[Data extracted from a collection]
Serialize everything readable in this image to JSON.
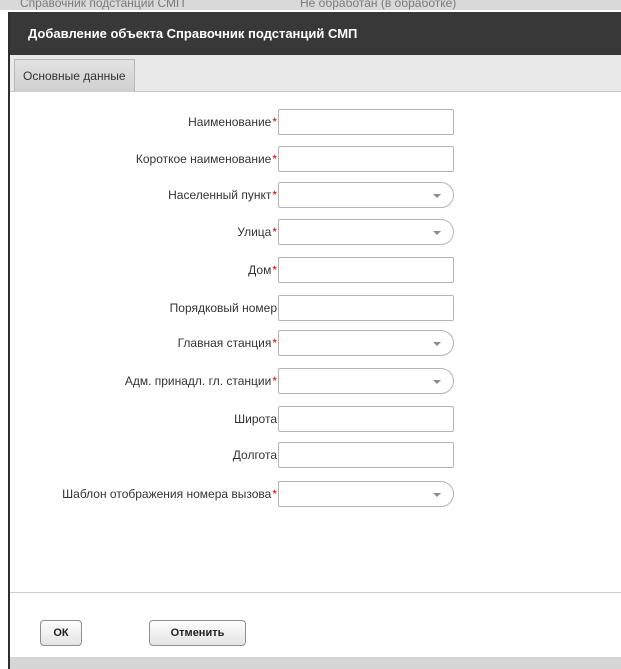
{
  "background": {
    "partial_text_left": "Справочник подстанций СМП",
    "partial_text_right": "Не обработан (в обработке)"
  },
  "dialog": {
    "title": "Добавление объекта Справочник подстанций СМП",
    "tab_label": "Основные данные",
    "required_mark": "*",
    "fields": [
      {
        "label": "Наименование",
        "required": true,
        "type": "text",
        "value": ""
      },
      {
        "label": "Короткое наименование",
        "required": true,
        "type": "text",
        "value": ""
      },
      {
        "label": "Населенный пункт",
        "required": true,
        "type": "select",
        "value": ""
      },
      {
        "label": "Улица",
        "required": true,
        "type": "select",
        "value": ""
      },
      {
        "label": "Дом",
        "required": true,
        "type": "text",
        "value": ""
      },
      {
        "label": "Порядковый номер",
        "required": false,
        "type": "text",
        "value": ""
      },
      {
        "label": "Главная станция",
        "required": true,
        "type": "select",
        "value": ""
      },
      {
        "label": "Адм. принадл. гл. станции",
        "required": true,
        "type": "select",
        "value": ""
      },
      {
        "label": "Широта",
        "required": false,
        "type": "text",
        "value": ""
      },
      {
        "label": "Долгота",
        "required": false,
        "type": "text",
        "value": ""
      },
      {
        "label": "Шаблон отображения номера вызова",
        "required": true,
        "type": "select",
        "value": ""
      }
    ],
    "ok_label": "ОК",
    "cancel_label": "Отменить"
  },
  "colors": {
    "title_bar": "#383838",
    "required_mark": "#d40000"
  }
}
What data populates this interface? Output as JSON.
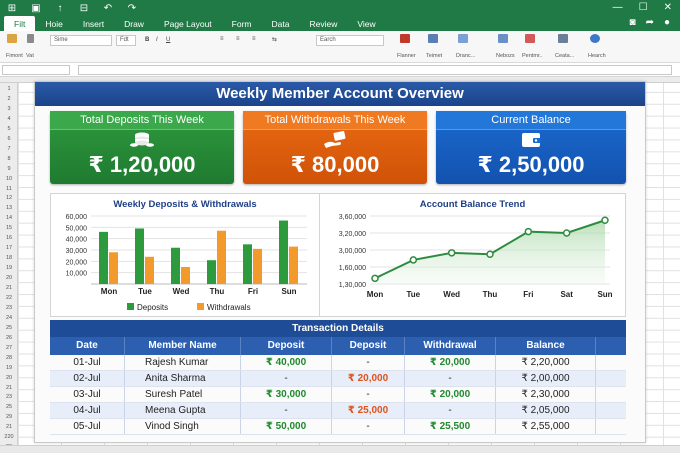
{
  "tabs": [
    "Filt",
    "Hoie",
    "Insert",
    "Draw",
    "Page Layout",
    "Form",
    "Data",
    "Review",
    "View"
  ],
  "ribbon": {
    "labels": [
      "Fimont",
      "Vat",
      "Flanner",
      "Teimet",
      "Dranc...",
      "Nebozs",
      "Pentmr..",
      "Ceata...",
      "Hearch"
    ],
    "font_name": "Sime",
    "font_size": "Fdt",
    "number_format": "Earch"
  },
  "row_numbers": [
    "1",
    "2",
    "3",
    "4",
    "5",
    "6",
    "7",
    "8",
    "9",
    "10",
    "11",
    "12",
    "13",
    "14",
    "15",
    "16",
    "17",
    "18",
    "19",
    "20",
    "21",
    "22",
    "23",
    "24",
    "25",
    "26",
    "27",
    "28",
    "19",
    "20",
    "21",
    "23",
    "25",
    "29",
    "21",
    "220",
    "20"
  ],
  "dashboard": {
    "title": "Weekly Member Account Overview",
    "cards": {
      "deposits": {
        "label": "Total Deposits This Week",
        "value": "₹ 1,20,000"
      },
      "withdrawals": {
        "label": "Total Withdrawals This Week",
        "value": "₹ 80,000"
      },
      "balance": {
        "label": "Current Balance",
        "value": "₹ 2,50,000"
      }
    }
  },
  "chart_data": [
    {
      "type": "bar",
      "title": "Weekly Deposits & Withdrawals",
      "categories": [
        "Mon",
        "Tue",
        "Wed",
        "Thu",
        "Fri",
        "Sun"
      ],
      "series": [
        {
          "name": "Deposits",
          "values": [
            46000,
            49000,
            32000,
            21000,
            35000,
            56000
          ],
          "color": "#2e9a3e"
        },
        {
          "name": "Withdrawals",
          "values": [
            28000,
            24000,
            15000,
            47000,
            31000,
            33000
          ],
          "color": "#f39a2c"
        }
      ],
      "yticks": [
        "60,000",
        "50,000",
        "40,000",
        "30,000",
        "20,000",
        "10,000"
      ],
      "ylim": [
        0,
        60000
      ],
      "legend": "bottom"
    },
    {
      "type": "area",
      "title": "Account Balance Trend",
      "categories": [
        "Mon",
        "Tue",
        "Wed",
        "Thu",
        "Fri",
        "Sat",
        "Sun"
      ],
      "values": [
        140000,
        205000,
        230000,
        225000,
        305000,
        300000,
        345000
      ],
      "yticks": [
        "3,60,000",
        "3,20,000",
        "3,00,000",
        "1,60,000",
        "1,30,000"
      ],
      "ytick_values": [
        360000,
        300000,
        240000,
        180000,
        120000
      ],
      "ylim": [
        120000,
        360000
      ],
      "color": "#2e8b3e"
    }
  ],
  "table": {
    "title": "Transaction Details",
    "headers": [
      "Date",
      "Member Name",
      "Deposit",
      "Deposit",
      "Withdrawal",
      "Balance",
      ""
    ],
    "rows": [
      {
        "date": "01-Jul",
        "name": "Rajesh Kumar",
        "deposit": "₹ 40,000",
        "deposit2": "-",
        "withdrawal": "₹ 20,000",
        "balance": "₹ 2,20,000"
      },
      {
        "date": "02-Jul",
        "name": "Anita Sharma",
        "deposit": "-",
        "deposit2": "₹ 20,000",
        "withdrawal": "-",
        "balance": "₹ 2,00,000"
      },
      {
        "date": "03-Jul",
        "name": "Suresh Patel",
        "deposit": "₹ 30,000",
        "deposit2": "-",
        "withdrawal": "₹ 20,000",
        "balance": "₹ 2,30,000"
      },
      {
        "date": "04-Jul",
        "name": "Meena Gupta",
        "deposit": "-",
        "deposit2": "₹ 25,000",
        "withdrawal": "-",
        "balance": "₹ 2,05,000"
      },
      {
        "date": "05-Jul",
        "name": "Vinod Singh",
        "deposit": "₹ 50,000",
        "deposit2": "-",
        "withdrawal": "₹ 25,500",
        "balance": "₹ 2,55,000"
      }
    ]
  },
  "colors": {
    "green": "#2e9a3e",
    "orange": "#ea6a12",
    "blue": "#1b6ad0",
    "header": "#1f4c96",
    "ribbon": "#1f7a45"
  }
}
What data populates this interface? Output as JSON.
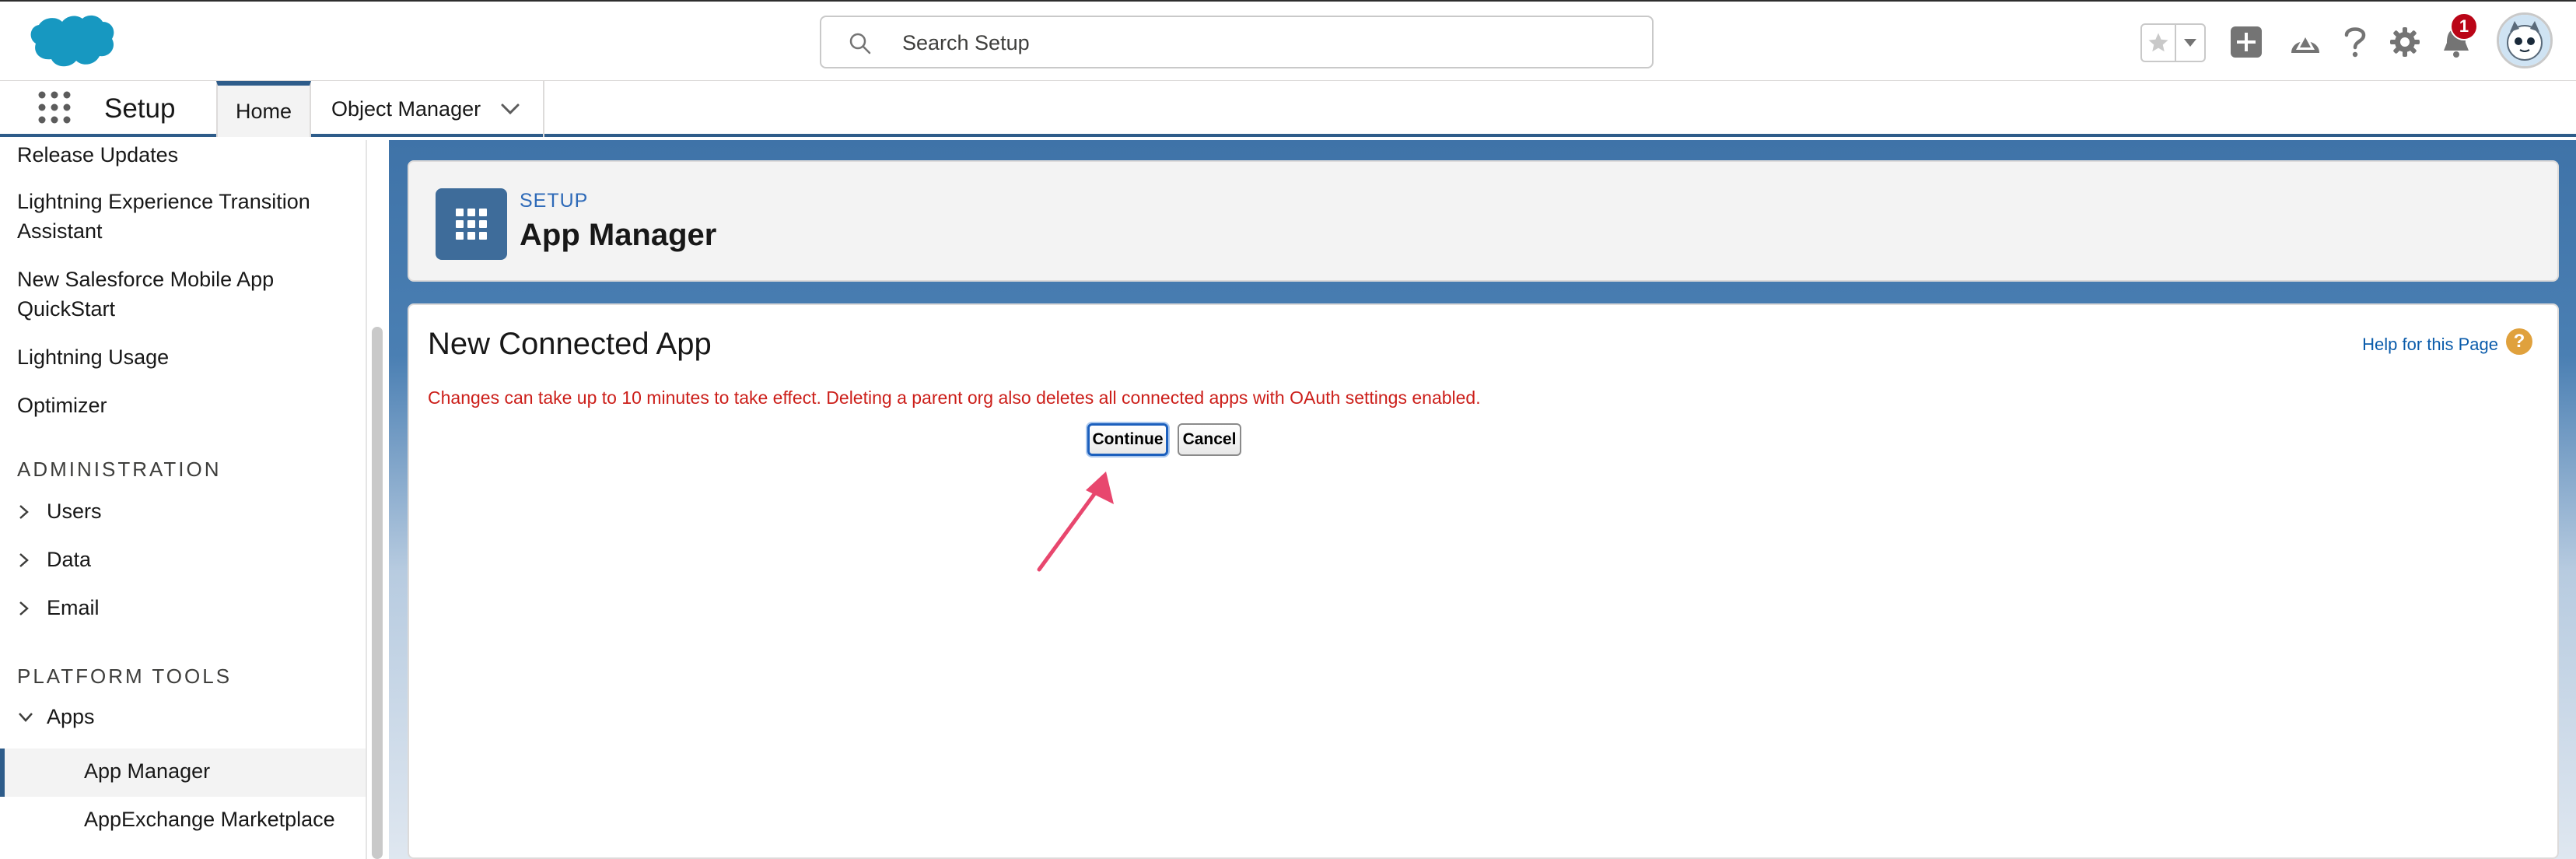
{
  "header": {
    "search_placeholder": "Search Setup",
    "notification_count": "1"
  },
  "context_bar": {
    "app_name": "Setup",
    "tabs": [
      {
        "label": "Home"
      },
      {
        "label": "Object Manager"
      }
    ]
  },
  "sidebar": {
    "items": [
      {
        "label": "Release Updates"
      },
      {
        "label": "Lightning Experience Transition Assistant"
      },
      {
        "label": "New Salesforce Mobile App QuickStart"
      },
      {
        "label": "Lightning Usage"
      },
      {
        "label": "Optimizer"
      }
    ],
    "sections": [
      {
        "label": "ADMINISTRATION"
      },
      {
        "label": "PLATFORM TOOLS"
      }
    ],
    "admin_items": [
      {
        "label": "Users"
      },
      {
        "label": "Data"
      },
      {
        "label": "Email"
      }
    ],
    "platform_items": [
      {
        "label": "Apps"
      }
    ],
    "apps_children": [
      {
        "label": "App Manager"
      },
      {
        "label": "AppExchange Marketplace"
      }
    ]
  },
  "page_header": {
    "eyebrow": "SETUP",
    "title": "App Manager"
  },
  "content": {
    "title": "New Connected App",
    "help_link": "Help for this Page",
    "help_icon": "?",
    "message": "Changes can take up to 10 minutes to take effect. Deleting a parent org also deletes all connected apps with OAuth settings enabled.",
    "continue_label": "Continue",
    "cancel_label": "Cancel"
  },
  "colors": {
    "brand_blue": "#2e5c8a",
    "message_red": "#cc1f1a",
    "annotation_pink": "#e8476e",
    "link_blue": "#0b5cab"
  }
}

* [REQUIREMENT]
Quote the entries above word for word. Leave the images out.

* [CORRECT ANSWER]
Serialize everything readable in this image to JSON.
{
  "background": {
    "partial_text_left": "Справочник подстанций СМП",
    "partial_text_right": "Не обработан (в обработке)"
  },
  "dialog": {
    "title": "Добавление объекта Справочник подстанций СМП",
    "tab_label": "Основные данные",
    "required_mark": "*",
    "fields": [
      {
        "label": "Наименование",
        "required": true,
        "type": "text",
        "value": ""
      },
      {
        "label": "Короткое наименование",
        "required": true,
        "type": "text",
        "value": ""
      },
      {
        "label": "Населенный пункт",
        "required": true,
        "type": "select",
        "value": ""
      },
      {
        "label": "Улица",
        "required": true,
        "type": "select",
        "value": ""
      },
      {
        "label": "Дом",
        "required": true,
        "type": "text",
        "value": ""
      },
      {
        "label": "Порядковый номер",
        "required": false,
        "type": "text",
        "value": ""
      },
      {
        "label": "Главная станция",
        "required": true,
        "type": "select",
        "value": ""
      },
      {
        "label": "Адм. принадл. гл. станции",
        "required": true,
        "type": "select",
        "value": ""
      },
      {
        "label": "Широта",
        "required": false,
        "type": "text",
        "value": ""
      },
      {
        "label": "Долгота",
        "required": false,
        "type": "text",
        "value": ""
      },
      {
        "label": "Шаблон отображения номера вызова",
        "required": true,
        "type": "select",
        "value": ""
      }
    ],
    "ok_label": "ОК",
    "cancel_label": "Отменить"
  },
  "colors": {
    "title_bar": "#383838",
    "required_mark": "#d40000"
  }
}
What data populates this interface? Output as JSON.
{
  "tabs": [
    "Filt",
    "Hoie",
    "Insert",
    "Draw",
    "Page Layout",
    "Form",
    "Data",
    "Review",
    "View"
  ],
  "ribbon": {
    "labels": [
      "Fimont",
      "Vat",
      "Flanner",
      "Teimet",
      "Dranc...",
      "Nebozs",
      "Pentmr..",
      "Ceata...",
      "Hearch"
    ],
    "font_name": "Sime",
    "font_size": "Fdt",
    "number_format": "Earch"
  },
  "row_numbers": [
    "1",
    "2",
    "3",
    "4",
    "5",
    "6",
    "7",
    "8",
    "9",
    "10",
    "11",
    "12",
    "13",
    "14",
    "15",
    "16",
    "17",
    "18",
    "19",
    "20",
    "21",
    "22",
    "23",
    "24",
    "25",
    "26",
    "27",
    "28",
    "19",
    "20",
    "21",
    "23",
    "25",
    "29",
    "21",
    "220",
    "20"
  ],
  "dashboard": {
    "title": "Weekly Member Account Overview",
    "cards": {
      "deposits": {
        "label": "Total Deposits This Week",
        "value": "₹ 1,20,000"
      },
      "withdrawals": {
        "label": "Total Withdrawals This Week",
        "value": "₹ 80,000"
      },
      "balance": {
        "label": "Current Balance",
        "value": "₹ 2,50,000"
      }
    }
  },
  "chart_data": [
    {
      "type": "bar",
      "title": "Weekly Deposits & Withdrawals",
      "categories": [
        "Mon",
        "Tue",
        "Wed",
        "Thu",
        "Fri",
        "Sun"
      ],
      "series": [
        {
          "name": "Deposits",
          "values": [
            46000,
            49000,
            32000,
            21000,
            35000,
            56000
          ],
          "color": "#2e9a3e"
        },
        {
          "name": "Withdrawals",
          "values": [
            28000,
            24000,
            15000,
            47000,
            31000,
            33000
          ],
          "color": "#f39a2c"
        }
      ],
      "yticks": [
        "60,000",
        "50,000",
        "40,000",
        "30,000",
        "20,000",
        "10,000"
      ],
      "ylim": [
        0,
        60000
      ],
      "legend": "bottom"
    },
    {
      "type": "area",
      "title": "Account Balance Trend",
      "categories": [
        "Mon",
        "Tue",
        "Wed",
        "Thu",
        "Fri",
        "Sat",
        "Sun"
      ],
      "values": [
        140000,
        205000,
        230000,
        225000,
        305000,
        300000,
        345000
      ],
      "yticks": [
        "3,60,000",
        "3,20,000",
        "3,00,000",
        "1,60,000",
        "1,30,000"
      ],
      "ytick_values": [
        360000,
        300000,
        240000,
        180000,
        120000
      ],
      "ylim": [
        120000,
        360000
      ],
      "color": "#2e8b3e"
    }
  ],
  "table": {
    "title": "Transaction Details",
    "headers": [
      "Date",
      "Member Name",
      "Deposit",
      "Deposit",
      "Withdrawal",
      "Balance",
      ""
    ],
    "rows": [
      {
        "date": "01-Jul",
        "name": "Rajesh Kumar",
        "deposit": "₹ 40,000",
        "deposit2": "-",
        "withdrawal": "₹ 20,000",
        "balance": "₹ 2,20,000"
      },
      {
        "date": "02-Jul",
        "name": "Anita Sharma",
        "deposit": "-",
        "deposit2": "₹ 20,000",
        "withdrawal": "-",
        "balance": "₹ 2,00,000"
      },
      {
        "date": "03-Jul",
        "name": "Suresh Patel",
        "deposit": "₹ 30,000",
        "deposit2": "-",
        "withdrawal": "₹ 20,000",
        "balance": "₹ 2,30,000"
      },
      {
        "date": "04-Jul",
        "name": "Meena Gupta",
        "deposit": "-",
        "deposit2": "₹ 25,000",
        "withdrawal": "-",
        "balance": "₹ 2,05,000"
      },
      {
        "date": "05-Jul",
        "name": "Vinod Singh",
        "deposit": "₹ 50,000",
        "deposit2": "-",
        "withdrawal": "₹ 25,500",
        "balance": "₹ 2,55,000"
      }
    ]
  },
  "colors": {
    "green": "#2e9a3e",
    "orange": "#ea6a12",
    "blue": "#1b6ad0",
    "header": "#1f4c96",
    "ribbon": "#1f7a45"
  }
}
What data populates this interface? Output as JSON.
{
  "header": {
    "search_placeholder": "Search Setup",
    "notification_count": "1"
  },
  "context_bar": {
    "app_name": "Setup",
    "tabs": [
      {
        "label": "Home"
      },
      {
        "label": "Object Manager"
      }
    ]
  },
  "sidebar": {
    "items": [
      {
        "label": "Release Updates"
      },
      {
        "label": "Lightning Experience Transition Assistant"
      },
      {
        "label": "New Salesforce Mobile App QuickStart"
      },
      {
        "label": "Lightning Usage"
      },
      {
        "label": "Optimizer"
      }
    ],
    "sections": [
      {
        "label": "ADMINISTRATION"
      },
      {
        "label": "PLATFORM TOOLS"
      }
    ],
    "admin_items": [
      {
        "label": "Users"
      },
      {
        "label": "Data"
      },
      {
        "label": "Email"
      }
    ],
    "platform_items": [
      {
        "label": "Apps"
      }
    ],
    "apps_children": [
      {
        "label": "App Manager"
      },
      {
        "label": "AppExchange Marketplace"
      }
    ]
  },
  "page_header": {
    "eyebrow": "SETUP",
    "title": "App Manager"
  },
  "content": {
    "title": "New Connected App",
    "help_link": "Help for this Page",
    "help_icon": "?",
    "message": "Changes can take up to 10 minutes to take effect. Deleting a parent org also deletes all connected apps with OAuth settings enabled.",
    "continue_label": "Continue",
    "cancel_label": "Cancel"
  },
  "colors": {
    "brand_blue": "#2e5c8a",
    "message_red": "#cc1f1a",
    "annotation_pink": "#e8476e",
    "link_blue": "#0b5cab"
  }
}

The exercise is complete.